[Stored data]

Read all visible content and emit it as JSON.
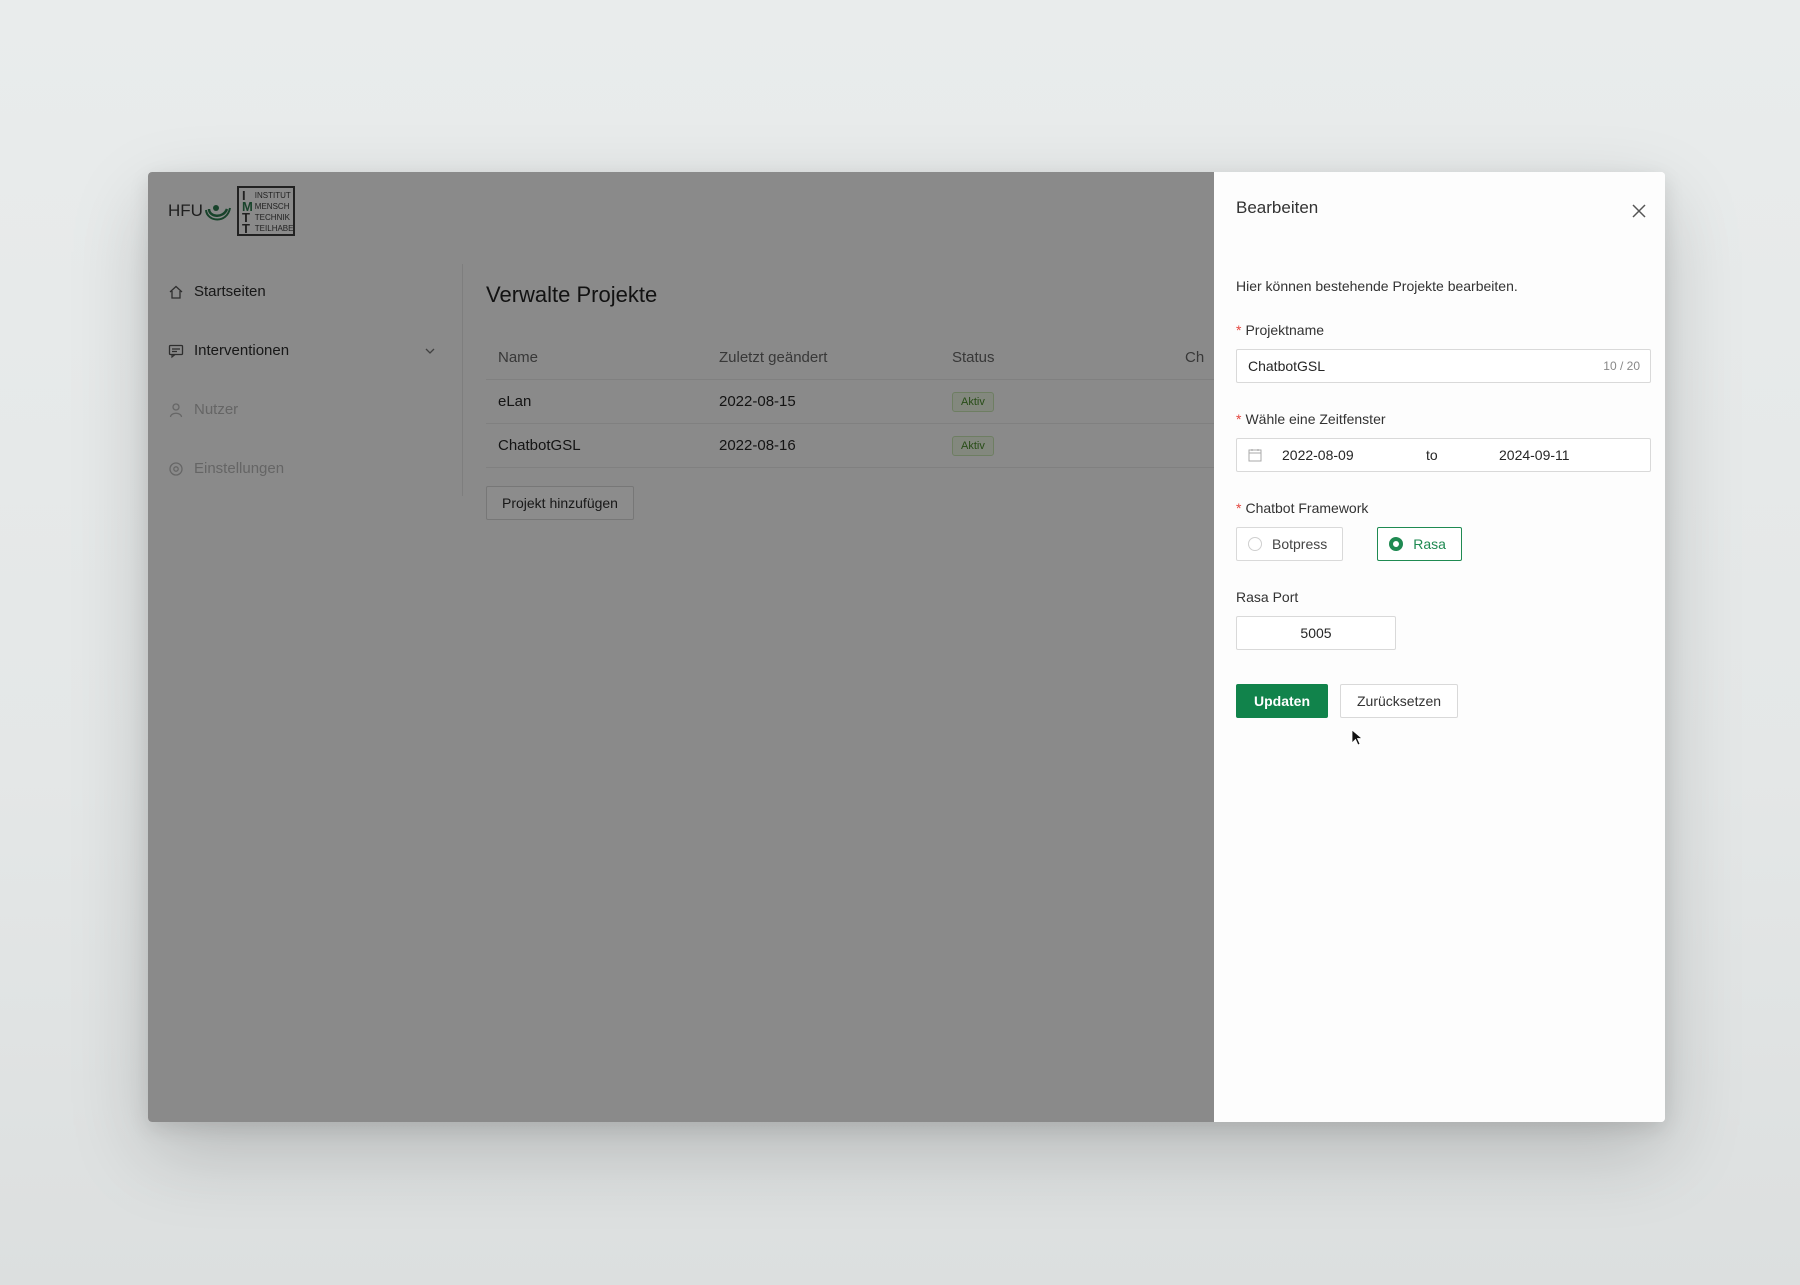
{
  "colors": {
    "accent": "#11834b",
    "mask": "rgba(0,0,0,0.45)",
    "tag_text": "#4a8c2a",
    "required": "#e4463f"
  },
  "logo": {
    "brand": "HFU",
    "box_letters": [
      "I",
      "M",
      "T",
      "T"
    ],
    "box_words": [
      "INSTITUT",
      "MENSCH",
      "TECHNIK",
      "TEILHABE"
    ]
  },
  "sidebar": {
    "items": [
      {
        "label": "Startseiten",
        "icon": "home-icon"
      },
      {
        "label": "Interventionen",
        "icon": "message-icon"
      },
      {
        "label": "Nutzer",
        "icon": "user-icon"
      },
      {
        "label": "Einstellungen",
        "icon": "settings-icon"
      }
    ]
  },
  "main": {
    "title": "Verwalte Projekte",
    "columns": [
      "Name",
      "Zuletzt geändert",
      "Status",
      "Ch"
    ],
    "rows": [
      {
        "name": "eLan",
        "date": "2022-08-15",
        "status": "Aktiv"
      },
      {
        "name": "ChatbotGSL",
        "date": "2022-08-16",
        "status": "Aktiv"
      }
    ],
    "add_button": "Projekt hinzufügen"
  },
  "drawer": {
    "title": "Bearbeiten",
    "description": "Hier können bestehende Projekte bearbeiten.",
    "project_name": {
      "label": "Projektname",
      "value": "ChatbotGSL",
      "count": "10 / 20"
    },
    "time_window": {
      "label": "Wähle eine Zeitfenster",
      "from": "2022-08-09",
      "separator": "to",
      "to": "2024-09-11"
    },
    "framework": {
      "label": "Chatbot Framework",
      "options": [
        "Botpress",
        "Rasa"
      ],
      "selected": "Rasa"
    },
    "port": {
      "label": "Rasa Port",
      "value": "5005"
    },
    "update_button": "Updaten",
    "reset_button": "Zurücksetzen"
  }
}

* [Do this]:
Verbatim reproduction of every record is required; images are left out.

* [Response below]:
Read all visible content and emit it as JSON.
{
  "colors": {
    "accent": "#11834b",
    "mask": "rgba(0,0,0,0.45)",
    "tag_text": "#4a8c2a",
    "required": "#e4463f"
  },
  "logo": {
    "brand": "HFU",
    "box_letters": [
      "I",
      "M",
      "T",
      "T"
    ],
    "box_words": [
      "INSTITUT",
      "MENSCH",
      "TECHNIK",
      "TEILHABE"
    ]
  },
  "sidebar": {
    "items": [
      {
        "label": "Startseiten",
        "icon": "home-icon"
      },
      {
        "label": "Interventionen",
        "icon": "message-icon"
      },
      {
        "label": "Nutzer",
        "icon": "user-icon"
      },
      {
        "label": "Einstellungen",
        "icon": "settings-icon"
      }
    ]
  },
  "main": {
    "title": "Verwalte Projekte",
    "columns": [
      "Name",
      "Zuletzt geändert",
      "Status",
      "Ch"
    ],
    "rows": [
      {
        "name": "eLan",
        "date": "2022-08-15",
        "status": "Aktiv"
      },
      {
        "name": "ChatbotGSL",
        "date": "2022-08-16",
        "status": "Aktiv"
      }
    ],
    "add_button": "Projekt hinzufügen"
  },
  "drawer": {
    "title": "Bearbeiten",
    "description": "Hier können bestehende Projekte bearbeiten.",
    "project_name": {
      "label": "Projektname",
      "value": "ChatbotGSL",
      "count": "10 / 20"
    },
    "time_window": {
      "label": "Wähle eine Zeitfenster",
      "from": "2022-08-09",
      "separator": "to",
      "to": "2024-09-11"
    },
    "framework": {
      "label": "Chatbot Framework",
      "options": [
        "Botpress",
        "Rasa"
      ],
      "selected": "Rasa"
    },
    "port": {
      "label": "Rasa Port",
      "value": "5005"
    },
    "update_button": "Updaten",
    "reset_button": "Zurücksetzen"
  }
}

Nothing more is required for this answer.